» **WRITTEN EXERCISE**
Could you transcribe the material below exactly, without leaving out a single line?
* Begin EXCERPTED RECORDS *
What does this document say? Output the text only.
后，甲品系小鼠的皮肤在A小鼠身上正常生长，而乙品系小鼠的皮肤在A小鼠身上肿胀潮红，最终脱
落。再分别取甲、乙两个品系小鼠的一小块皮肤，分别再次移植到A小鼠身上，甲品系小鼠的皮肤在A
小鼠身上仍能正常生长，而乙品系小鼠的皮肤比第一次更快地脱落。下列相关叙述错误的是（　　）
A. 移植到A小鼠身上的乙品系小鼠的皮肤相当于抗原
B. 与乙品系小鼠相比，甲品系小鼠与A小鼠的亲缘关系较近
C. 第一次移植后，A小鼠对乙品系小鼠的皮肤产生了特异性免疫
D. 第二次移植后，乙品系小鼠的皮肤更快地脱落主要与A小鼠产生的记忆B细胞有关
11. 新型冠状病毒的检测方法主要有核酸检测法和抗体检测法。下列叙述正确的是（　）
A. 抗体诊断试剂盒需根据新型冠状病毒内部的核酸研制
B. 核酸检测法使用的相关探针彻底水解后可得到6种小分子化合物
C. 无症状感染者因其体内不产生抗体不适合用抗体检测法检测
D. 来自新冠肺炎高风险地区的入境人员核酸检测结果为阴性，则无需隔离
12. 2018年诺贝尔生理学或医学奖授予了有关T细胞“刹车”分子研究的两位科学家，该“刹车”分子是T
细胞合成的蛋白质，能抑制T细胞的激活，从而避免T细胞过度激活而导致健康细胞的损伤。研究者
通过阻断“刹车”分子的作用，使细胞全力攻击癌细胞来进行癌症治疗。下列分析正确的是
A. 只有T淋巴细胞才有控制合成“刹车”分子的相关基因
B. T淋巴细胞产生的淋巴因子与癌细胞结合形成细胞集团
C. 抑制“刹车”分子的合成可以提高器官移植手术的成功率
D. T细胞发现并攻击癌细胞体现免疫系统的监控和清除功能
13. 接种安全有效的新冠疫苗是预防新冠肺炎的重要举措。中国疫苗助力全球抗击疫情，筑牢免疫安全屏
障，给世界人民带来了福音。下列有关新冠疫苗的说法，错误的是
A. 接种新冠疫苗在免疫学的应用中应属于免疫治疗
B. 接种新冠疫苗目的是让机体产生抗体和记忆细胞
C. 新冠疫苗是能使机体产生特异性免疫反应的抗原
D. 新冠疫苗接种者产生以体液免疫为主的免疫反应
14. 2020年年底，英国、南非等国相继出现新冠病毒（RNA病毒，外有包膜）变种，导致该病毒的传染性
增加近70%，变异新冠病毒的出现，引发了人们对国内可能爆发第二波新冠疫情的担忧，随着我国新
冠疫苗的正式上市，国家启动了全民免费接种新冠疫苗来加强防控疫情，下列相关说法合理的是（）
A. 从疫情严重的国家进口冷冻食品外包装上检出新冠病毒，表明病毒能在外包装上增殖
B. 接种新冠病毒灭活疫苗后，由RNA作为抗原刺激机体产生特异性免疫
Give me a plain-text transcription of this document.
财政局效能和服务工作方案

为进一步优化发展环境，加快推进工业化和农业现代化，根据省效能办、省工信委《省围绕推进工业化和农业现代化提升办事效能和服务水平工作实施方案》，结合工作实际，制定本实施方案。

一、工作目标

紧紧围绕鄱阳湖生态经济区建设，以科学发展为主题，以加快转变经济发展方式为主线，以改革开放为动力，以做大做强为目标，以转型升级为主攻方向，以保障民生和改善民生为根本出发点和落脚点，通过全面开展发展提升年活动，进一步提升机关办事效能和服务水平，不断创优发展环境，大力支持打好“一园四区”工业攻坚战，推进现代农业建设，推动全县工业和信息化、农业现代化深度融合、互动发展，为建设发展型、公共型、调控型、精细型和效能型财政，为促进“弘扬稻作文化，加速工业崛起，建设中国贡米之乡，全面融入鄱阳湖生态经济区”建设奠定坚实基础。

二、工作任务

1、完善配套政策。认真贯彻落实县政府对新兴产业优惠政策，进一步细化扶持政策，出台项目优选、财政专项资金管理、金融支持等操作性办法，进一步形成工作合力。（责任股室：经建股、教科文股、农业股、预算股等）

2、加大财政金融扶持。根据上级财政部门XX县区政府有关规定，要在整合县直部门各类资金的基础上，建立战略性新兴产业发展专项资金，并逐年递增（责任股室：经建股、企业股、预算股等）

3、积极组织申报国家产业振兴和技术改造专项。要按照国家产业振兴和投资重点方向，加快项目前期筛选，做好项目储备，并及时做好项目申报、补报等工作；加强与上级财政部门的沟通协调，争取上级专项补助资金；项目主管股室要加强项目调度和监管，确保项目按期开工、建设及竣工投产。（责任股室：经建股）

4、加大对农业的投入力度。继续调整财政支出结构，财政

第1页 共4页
* End EXCERPTED RECORDS *
» **PROBLEM SOLUTION**
What does this document say? Output the text only.
后，甲品系小鼠的皮肤在A小鼠身上正常生长，而乙品系小鼠的皮肤在A小鼠身上肿胀潮红，最终脱
落。再分别取甲、乙两个品系小鼠的一小块皮肤，分别再次移植到A小鼠身上，甲品系小鼠的皮肤在A
小鼠身上仍能正常生长，而乙品系小鼠的皮肤比第一次更快地脱落。下列相关叙述错误的是（　　）
A. 移植到A小鼠身上的乙品系小鼠的皮肤相当于抗原
B. 与乙品系小鼠相比，甲品系小鼠与A小鼠的亲缘关系较近
C. 第一次移植后，A小鼠对乙品系小鼠的皮肤产生了特异性免疫
D. 第二次移植后，乙品系小鼠的皮肤更快地脱落主要与A小鼠产生的记忆B细胞有关
11. 新型冠状病毒的检测方法主要有核酸检测法和抗体检测法。下列叙述正确的是（　）
A. 抗体诊断试剂盒需根据新型冠状病毒内部的核酸研制
B. 核酸检测法使用的相关探针彻底水解后可得到6种小分子化合物
C. 无症状感染者因其体内不产生抗体不适合用抗体检测法检测
D. 来自新冠肺炎高风险地区的入境人员核酸检测结果为阴性，则无需隔离
12. 2018年诺贝尔生理学或医学奖授予了有关T细胞“刹车”分子研究的两位科学家，该“刹车”分子是T
细胞合成的蛋白质，能抑制T细胞的激活，从而避免T细胞过度激活而导致健康细胞的损伤。研究者
通过阻断“刹车”分子的作用，使细胞全力攻击癌细胞来进行癌症治疗。下列分析正确的是
A. 只有T淋巴细胞才有控制合成“刹车”分子的相关基因
B. T淋巴细胞产生的淋巴因子与癌细胞结合形成细胞集团
C. 抑制“刹车”分子的合成可以提高器官移植手术的成功率
D. T细胞发现并攻击癌细胞体现免疫系统的监控和清除功能
13. 接种安全有效的新冠疫苗是预防新冠肺炎的重要举措。中国疫苗助力全球抗击疫情，筑牢免疫安全屏
障，给世界人民带来了福音。下列有关新冠疫苗的说法，错误的是
A. 接种新冠疫苗在免疫学的应用中应属于免疫治疗
B. 接种新冠疫苗目的是让机体产生抗体和记忆细胞
C. 新冠疫苗是能使机体产生特异性免疫反应的抗原
D. 新冠疫苗接种者产生以体液免疫为主的免疫反应
14. 2020年年底，英国、南非等国相继出现新冠病毒（RNA病毒，外有包膜）变种，导致该病毒的传染性
增加近70%，变异新冠病毒的出现，引发了人们对国内可能爆发第二波新冠疫情的担忧，随着我国新
冠疫苗的正式上市，国家启动了全民免费接种新冠疫苗来加强防控疫情，下列相关说法合理的是（）
A. 从疫情严重的国家进口冷冻食品外包装上检出新冠病毒，表明病毒能在外包装上增殖
B. 接种新冠病毒灭活疫苗后，由RNA作为抗原刺激机体产生特异性免疫
Give me a plain-text transcription of this document.
财政局效能和服务工作方案

为进一步优化发展环境，加快推进工业化和农业现代化，根据省效能办、省工信委《省围绕推进工业化和农业现代化提升办事效能和服务水平工作实施方案》，结合工作实际，制定本实施方案。

一、工作目标

紧紧围绕鄱阳湖生态经济区建设，以科学发展为主题，以加快转变经济发展方式为主线，以改革开放为动力，以做大做强为目标，以转型升级为主攻方向，以保障民生和改善民生为根本出发点和落脚点，通过全面开展发展提升年活动，进一步提升机关办事效能和服务水平，不断创优发展环境，大力支持打好“一园四区”工业攻坚战，推进现代农业建设，推动全县工业和信息化、农业现代化深度融合、互动发展，为建设发展型、公共型、调控型、精细型和效能型财政，为促进“弘扬稻作文化，加速工业崛起，建设中国贡米之乡，全面融入鄱阳湖生态经济区”建设奠定坚实基础。

二、工作任务

1、完善配套政策。认真贯彻落实县政府对新兴产业优惠政策，进一步细化扶持政策，出台项目优选、财政专项资金管理、金融支持等操作性办法，进一步形成工作合力。（责任股室：经建股、教科文股、农业股、预算股等）

2、加大财政金融扶持。根据上级财政部门XX县区政府有关规定，要在整合县直部门各类资金的基础上，建立战略性新兴产业发展专项资金，并逐年递增（责任股室：经建股、企业股、预算股等）

3、积极组织申报国家产业振兴和技术改造专项。要按照国家产业振兴和投资重点方向，加快项目前期筛选，做好项目储备，并及时做好项目申报、补报等工作；加强与上级财政部门的沟通协调，争取上级专项补助资金；项目主管股室要加强项目调度和监管，确保项目按期开工、建设及竣工投产。（责任股室：经建股）

4、加大对农业的投入力度。继续调整财政支出结构，财政

第1页 共4页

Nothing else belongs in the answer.